▸ **Task objective**:
Count the lines in the material below that contain the string "生活资料出厂价格涨跌幅", and give only the number.

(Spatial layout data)
^^^^^^^^^^^^^^^^
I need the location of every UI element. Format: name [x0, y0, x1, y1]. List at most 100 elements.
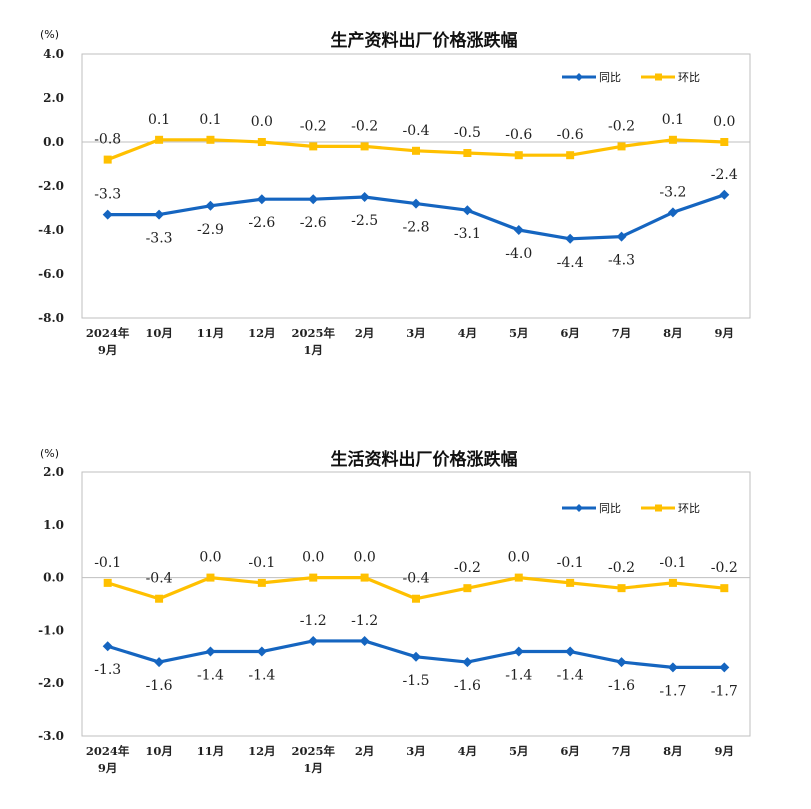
data-point-yoy	[667, 662, 678, 673]
legend-marker-mom	[655, 504, 662, 512]
data-label-yoy: -3.2	[659, 184, 686, 200]
data-label-yoy: -2.6	[300, 215, 327, 231]
data-label-yoy: -4.4	[557, 255, 584, 271]
data-point-mom	[360, 573, 369, 582]
x-tick-label: 6月	[560, 744, 580, 758]
data-label-yoy: -1.4	[505, 668, 532, 684]
chart-title: 生活资料出厂价格涨跌幅	[331, 449, 518, 470]
data-label-mom: -0.1	[659, 555, 686, 571]
data-label-yoy: -2.4	[711, 167, 738, 183]
data-point-mom	[309, 573, 318, 582]
data-point-yoy	[667, 207, 678, 218]
x-tick-label: 2025年	[291, 744, 335, 758]
data-point-yoy	[719, 662, 730, 673]
data-point-yoy	[256, 194, 267, 205]
x-tick-label: 9月	[98, 343, 118, 357]
data-label-yoy: -1.7	[659, 683, 686, 699]
data-label-mom: -0.8	[94, 132, 121, 148]
data-point-mom	[155, 135, 164, 144]
data-point-yoy	[102, 641, 113, 652]
data-point-mom	[155, 594, 164, 603]
data-point-yoy	[565, 233, 576, 244]
data-label-mom: -0.2	[608, 118, 635, 134]
data-point-mom	[566, 578, 575, 587]
x-tick-label: 5月	[509, 744, 529, 758]
data-label-yoy: -1.4	[557, 668, 584, 684]
x-tick-label: 2024年	[86, 744, 130, 758]
data-point-mom	[412, 146, 420, 155]
data-point-mom	[720, 138, 729, 146]
y-tick-label: -3.0	[38, 729, 64, 743]
x-tick-label: 7月	[612, 326, 632, 340]
x-tick-label: 7月	[612, 744, 632, 758]
x-tick-label: 9月	[715, 744, 735, 758]
data-label-mom: 0.1	[199, 112, 221, 128]
x-tick-label: 8月	[663, 744, 683, 758]
data-label-mom: 0.0	[302, 550, 324, 566]
data-label-mom: -0.2	[711, 560, 738, 576]
x-tick-label: 1月	[303, 343, 323, 357]
x-tick-label: 8月	[663, 326, 683, 340]
y-tick-label: -2.0	[38, 676, 64, 690]
data-point-yoy	[513, 646, 524, 657]
data-label-yoy: -3.3	[146, 231, 173, 247]
data-label-mom: -0.2	[351, 118, 378, 134]
data-point-yoy	[616, 657, 627, 668]
data-label-yoy: -2.8	[403, 220, 430, 236]
x-tick-label: 2月	[355, 744, 375, 758]
data-label-mom: -0.4	[146, 571, 173, 587]
data-point-yoy	[462, 657, 473, 668]
data-label-yoy: -1.2	[300, 613, 327, 629]
y-tick-label: -4.0	[38, 223, 64, 237]
data-label-yoy: -3.3	[94, 187, 121, 203]
data-point-yoy	[256, 646, 267, 657]
data-label-yoy: -4.0	[505, 246, 532, 262]
data-point-yoy	[411, 198, 421, 209]
data-point-mom	[668, 135, 677, 144]
data-point-mom	[720, 584, 729, 593]
data-point-yoy	[359, 635, 370, 646]
data-point-mom	[463, 149, 472, 157]
y-tick-label: 0.0	[43, 135, 64, 149]
data-point-yoy	[205, 200, 216, 211]
data-label-mom: -0.2	[300, 118, 327, 134]
y-axis-unit: (%)	[40, 447, 59, 460]
data-point-yoy	[308, 194, 319, 205]
data-label-yoy: -2.6	[248, 215, 275, 231]
data-point-mom	[566, 151, 575, 160]
y-tick-label: -6.0	[38, 267, 64, 281]
y-tick-label: 2.0	[43, 91, 64, 105]
data-point-mom	[206, 135, 215, 144]
legend-label-yoy: 同比	[599, 502, 621, 515]
data-label-mom: 0.0	[199, 550, 221, 566]
legend-marker-yoy	[575, 504, 583, 512]
data-label-yoy: -1.2	[351, 613, 378, 629]
legend-label-mom: 环比	[678, 502, 700, 515]
x-tick-label: 4月	[458, 744, 478, 758]
data-label-mom: 0.0	[508, 550, 530, 566]
data-label-yoy: -2.5	[351, 213, 378, 229]
plot-frame	[81, 471, 751, 737]
x-tick-label: 9月	[715, 326, 735, 340]
consumer-goods-chart: 生活资料出厂价格涨跌幅 (%) 2.0 1.0 0.0 -1.0 -2.0 -3.0 2024年…	[38, 447, 751, 775]
data-point-mom	[257, 138, 266, 146]
legend-label-yoy: 同比	[599, 71, 621, 84]
chart-title: 生产资料出厂价格涨跌幅	[331, 30, 518, 51]
y-tick-label: -2.0	[38, 179, 64, 193]
data-label-yoy: -1.6	[454, 678, 481, 694]
x-tick-label: 4月	[458, 326, 478, 340]
y-tick-label: 4.0	[43, 47, 64, 61]
data-point-mom	[257, 578, 266, 587]
data-point-mom	[463, 584, 472, 593]
data-point-yoy	[205, 646, 216, 657]
data-point-yoy	[154, 657, 165, 668]
y-tick-label: -1.0	[38, 623, 64, 637]
data-point-yoy	[102, 209, 113, 220]
data-label-mom: 0.0	[251, 114, 273, 130]
data-label-yoy: -2.9	[197, 222, 224, 238]
x-tick-label: 11月	[197, 744, 225, 758]
data-label-mom: 0.0	[713, 114, 735, 130]
x-tick-label: 9月	[98, 761, 118, 775]
data-label-yoy: -1.4	[197, 668, 224, 684]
^^^^^^^^^^^^^^^^
▸ **Complete answer**:
2